'''

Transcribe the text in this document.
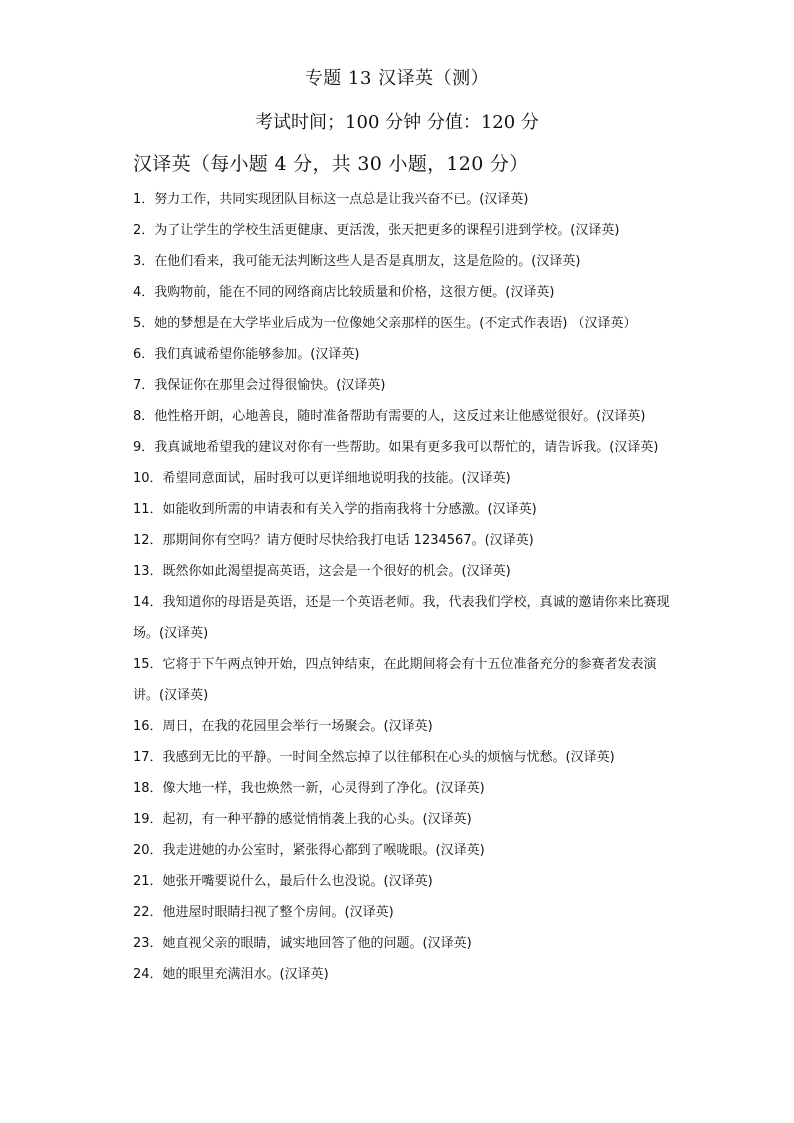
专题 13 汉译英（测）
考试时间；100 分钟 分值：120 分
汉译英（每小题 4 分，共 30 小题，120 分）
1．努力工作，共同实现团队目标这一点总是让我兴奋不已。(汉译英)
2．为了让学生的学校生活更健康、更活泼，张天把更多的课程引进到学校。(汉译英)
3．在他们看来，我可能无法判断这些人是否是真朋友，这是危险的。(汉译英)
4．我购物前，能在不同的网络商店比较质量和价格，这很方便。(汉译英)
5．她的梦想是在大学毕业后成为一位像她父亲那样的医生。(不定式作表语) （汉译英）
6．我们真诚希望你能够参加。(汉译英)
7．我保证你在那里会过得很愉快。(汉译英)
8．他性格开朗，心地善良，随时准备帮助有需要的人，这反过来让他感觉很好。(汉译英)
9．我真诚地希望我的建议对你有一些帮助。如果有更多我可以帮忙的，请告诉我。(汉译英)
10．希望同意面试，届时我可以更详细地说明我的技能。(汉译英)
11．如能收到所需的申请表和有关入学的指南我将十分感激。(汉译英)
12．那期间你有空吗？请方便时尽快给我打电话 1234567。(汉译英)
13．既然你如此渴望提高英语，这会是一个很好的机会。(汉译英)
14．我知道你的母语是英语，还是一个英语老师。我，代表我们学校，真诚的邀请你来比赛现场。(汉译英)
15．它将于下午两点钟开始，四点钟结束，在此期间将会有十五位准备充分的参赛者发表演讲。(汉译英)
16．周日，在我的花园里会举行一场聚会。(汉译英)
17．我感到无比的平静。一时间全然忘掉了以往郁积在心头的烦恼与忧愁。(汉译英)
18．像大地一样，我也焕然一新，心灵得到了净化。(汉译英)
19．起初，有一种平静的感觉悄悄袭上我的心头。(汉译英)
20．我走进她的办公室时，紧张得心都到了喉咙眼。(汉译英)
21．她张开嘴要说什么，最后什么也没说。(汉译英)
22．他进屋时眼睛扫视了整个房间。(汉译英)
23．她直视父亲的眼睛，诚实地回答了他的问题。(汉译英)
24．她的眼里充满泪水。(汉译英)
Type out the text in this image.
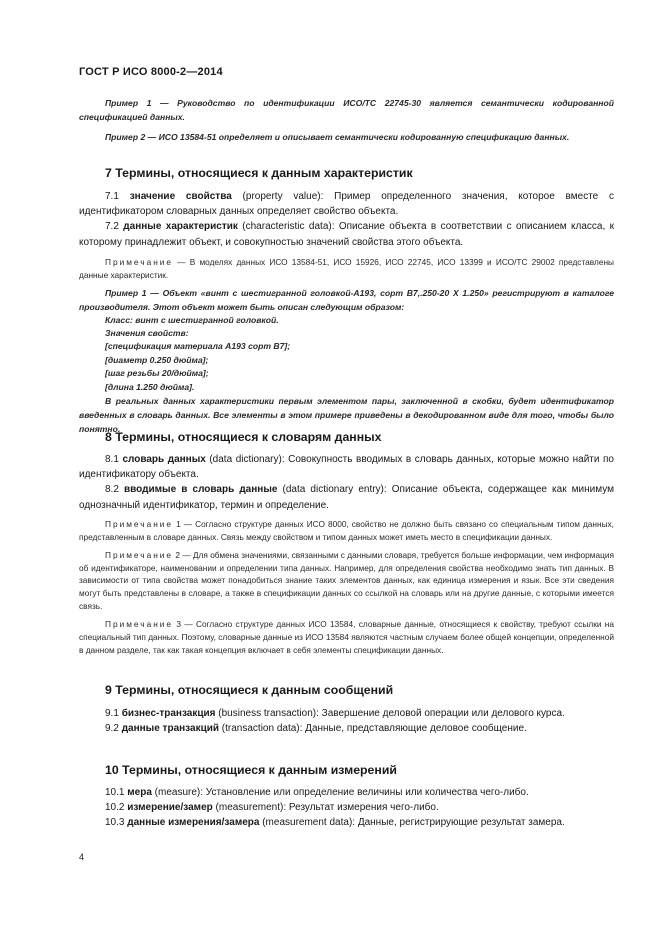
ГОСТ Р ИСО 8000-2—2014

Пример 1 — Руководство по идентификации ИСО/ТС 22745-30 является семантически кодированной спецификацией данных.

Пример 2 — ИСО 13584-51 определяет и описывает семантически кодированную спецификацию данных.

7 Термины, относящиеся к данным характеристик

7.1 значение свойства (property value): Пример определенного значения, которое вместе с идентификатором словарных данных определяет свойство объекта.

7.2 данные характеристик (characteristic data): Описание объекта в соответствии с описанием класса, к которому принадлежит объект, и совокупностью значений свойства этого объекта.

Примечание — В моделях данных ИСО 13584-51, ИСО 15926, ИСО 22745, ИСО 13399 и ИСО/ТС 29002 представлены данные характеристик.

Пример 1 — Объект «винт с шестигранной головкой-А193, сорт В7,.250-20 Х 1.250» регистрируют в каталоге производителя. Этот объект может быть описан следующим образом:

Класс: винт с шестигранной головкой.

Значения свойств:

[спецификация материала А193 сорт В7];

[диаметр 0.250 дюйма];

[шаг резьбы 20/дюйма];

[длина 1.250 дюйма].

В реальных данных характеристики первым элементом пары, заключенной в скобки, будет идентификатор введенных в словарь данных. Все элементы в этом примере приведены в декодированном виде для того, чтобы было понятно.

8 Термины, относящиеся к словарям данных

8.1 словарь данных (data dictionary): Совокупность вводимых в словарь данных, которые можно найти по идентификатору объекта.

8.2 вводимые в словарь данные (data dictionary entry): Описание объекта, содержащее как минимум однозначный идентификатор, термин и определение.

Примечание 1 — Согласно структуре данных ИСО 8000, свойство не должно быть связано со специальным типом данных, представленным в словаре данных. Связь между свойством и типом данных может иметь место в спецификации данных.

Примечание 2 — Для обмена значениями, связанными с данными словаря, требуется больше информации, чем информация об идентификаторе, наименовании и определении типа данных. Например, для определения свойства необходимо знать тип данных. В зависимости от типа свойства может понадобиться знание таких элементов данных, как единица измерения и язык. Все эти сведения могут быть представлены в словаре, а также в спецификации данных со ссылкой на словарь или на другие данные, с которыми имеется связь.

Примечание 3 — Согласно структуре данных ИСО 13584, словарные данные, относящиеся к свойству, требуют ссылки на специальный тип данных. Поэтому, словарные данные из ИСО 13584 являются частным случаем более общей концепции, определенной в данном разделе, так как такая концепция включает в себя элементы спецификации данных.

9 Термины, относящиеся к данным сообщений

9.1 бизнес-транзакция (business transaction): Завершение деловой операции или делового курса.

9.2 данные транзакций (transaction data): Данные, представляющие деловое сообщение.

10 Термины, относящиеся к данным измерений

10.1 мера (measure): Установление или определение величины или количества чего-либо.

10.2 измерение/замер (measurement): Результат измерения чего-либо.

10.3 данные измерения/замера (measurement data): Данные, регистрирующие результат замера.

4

'''

> _STATED EXERCISE_
Every line above should be returned word for word, with the pictures left behind.

> _RESULT_
Transcribe the text in this document.
专题 13 汉译英（测）
考试时间；100 分钟 分值：120 分
汉译英（每小题 4 分，共 30 小题，120 分）
1．努力工作，共同实现团队目标这一点总是让我兴奋不已。(汉译英)
2．为了让学生的学校生活更健康、更活泼，张天把更多的课程引进到学校。(汉译英)
3．在他们看来，我可能无法判断这些人是否是真朋友，这是危险的。(汉译英)
4．我购物前，能在不同的网络商店比较质量和价格，这很方便。(汉译英)
5．她的梦想是在大学毕业后成为一位像她父亲那样的医生。(不定式作表语) （汉译英）
6．我们真诚希望你能够参加。(汉译英)
7．我保证你在那里会过得很愉快。(汉译英)
8．他性格开朗，心地善良，随时准备帮助有需要的人，这反过来让他感觉很好。(汉译英)
9．我真诚地希望我的建议对你有一些帮助。如果有更多我可以帮忙的，请告诉我。(汉译英)
10．希望同意面试，届时我可以更详细地说明我的技能。(汉译英)
11．如能收到所需的申请表和有关入学的指南我将十分感激。(汉译英)
12．那期间你有空吗？请方便时尽快给我打电话 1234567。(汉译英)
13．既然你如此渴望提高英语，这会是一个很好的机会。(汉译英)
14．我知道你的母语是英语，还是一个英语老师。我，代表我们学校，真诚的邀请你来比赛现场。(汉译英)
15．它将于下午两点钟开始，四点钟结束，在此期间将会有十五位准备充分的参赛者发表演讲。(汉译英)
16．周日，在我的花园里会举行一场聚会。(汉译英)
17．我感到无比的平静。一时间全然忘掉了以往郁积在心头的烦恼与忧愁。(汉译英)
18．像大地一样，我也焕然一新，心灵得到了净化。(汉译英)
19．起初，有一种平静的感觉悄悄袭上我的心头。(汉译英)
20．我走进她的办公室时，紧张得心都到了喉咙眼。(汉译英)
21．她张开嘴要说什么，最后什么也没说。(汉译英)
22．他进屋时眼睛扫视了整个房间。(汉译英)
23．她直视父亲的眼睛，诚实地回答了他的问题。(汉译英)
24．她的眼里充满泪水。(汉译英)
Type out the text in this image.
ГОСТ Р ИСО 8000-2—2014

Пример 1 — Руководство по идентификации ИСО/ТС 22745-30 является семантически кодированной спецификацией данных.

Пример 2 — ИСО 13584-51 определяет и описывает семантически кодированную спецификацию данных.

7 Термины, относящиеся к данным характеристик

7.1 значение свойства (property value): Пример определенного значения, которое вместе с идентификатором словарных данных определяет свойство объекта.

7.2 данные характеристик (characteristic data): Описание объекта в соответствии с описанием класса, к которому принадлежит объект, и совокупностью значений свойства этого объекта.

Примечание — В моделях данных ИСО 13584-51, ИСО 15926, ИСО 22745, ИСО 13399 и ИСО/ТС 29002 представлены данные характеристик.

Пример 1 — Объект «винт с шестигранной головкой-А193, сорт В7,.250-20 Х 1.250» регистрируют в каталоге производителя. Этот объект может быть описан следующим образом:

Класс: винт с шестигранной головкой.

Значения свойств:

[спецификация материала А193 сорт В7];

[диаметр 0.250 дюйма];

[шаг резьбы 20/дюйма];

[длина 1.250 дюйма].

В реальных данных характеристики первым элементом пары, заключенной в скобки, будет идентификатор введенных в словарь данных. Все элементы в этом примере приведены в декодированном виде для того, чтобы было понятно.

8 Термины, относящиеся к словарям данных

8.1 словарь данных (data dictionary): Совокупность вводимых в словарь данных, которые можно найти по идентификатору объекта.

8.2 вводимые в словарь данные (data dictionary entry): Описание объекта, содержащее как минимум однозначный идентификатор, термин и определение.

Примечание 1 — Согласно структуре данных ИСО 8000, свойство не должно быть связано со специальным типом данных, представленным в словаре данных. Связь между свойством и типом данных может иметь место в спецификации данных.

Примечание 2 — Для обмена значениями, связанными с данными словаря, требуется больше информации, чем информация об идентификаторе, наименовании и определении типа данных. Например, для определения свойства необходимо знать тип данных. В зависимости от типа свойства может понадобиться знание таких элементов данных, как единица измерения и язык. Все эти сведения могут быть представлены в словаре, а также в спецификации данных со ссылкой на словарь или на другие данные, с которыми имеется связь.

Примечание 3 — Согласно структуре данных ИСО 13584, словарные данные, относящиеся к свойству, требуют ссылки на специальный тип данных. Поэтому, словарные данные из ИСО 13584 являются частным случаем более общей концепции, определенной в данном разделе, так как такая концепция включает в себя элементы спецификации данных.

9 Термины, относящиеся к данным сообщений

9.1 бизнес-транзакция (business transaction): Завершение деловой операции или делового курса.

9.2 данные транзакций (transaction data): Данные, представляющие деловое сообщение.

10 Термины, относящиеся к данным измерений

10.1 мера (measure): Установление или определение величины или количества чего-либо.

10.2 измерение/замер (measurement): Результат измерения чего-либо.

10.3 данные измерения/замера (measurement data): Данные, регистрирующие результат замера.

4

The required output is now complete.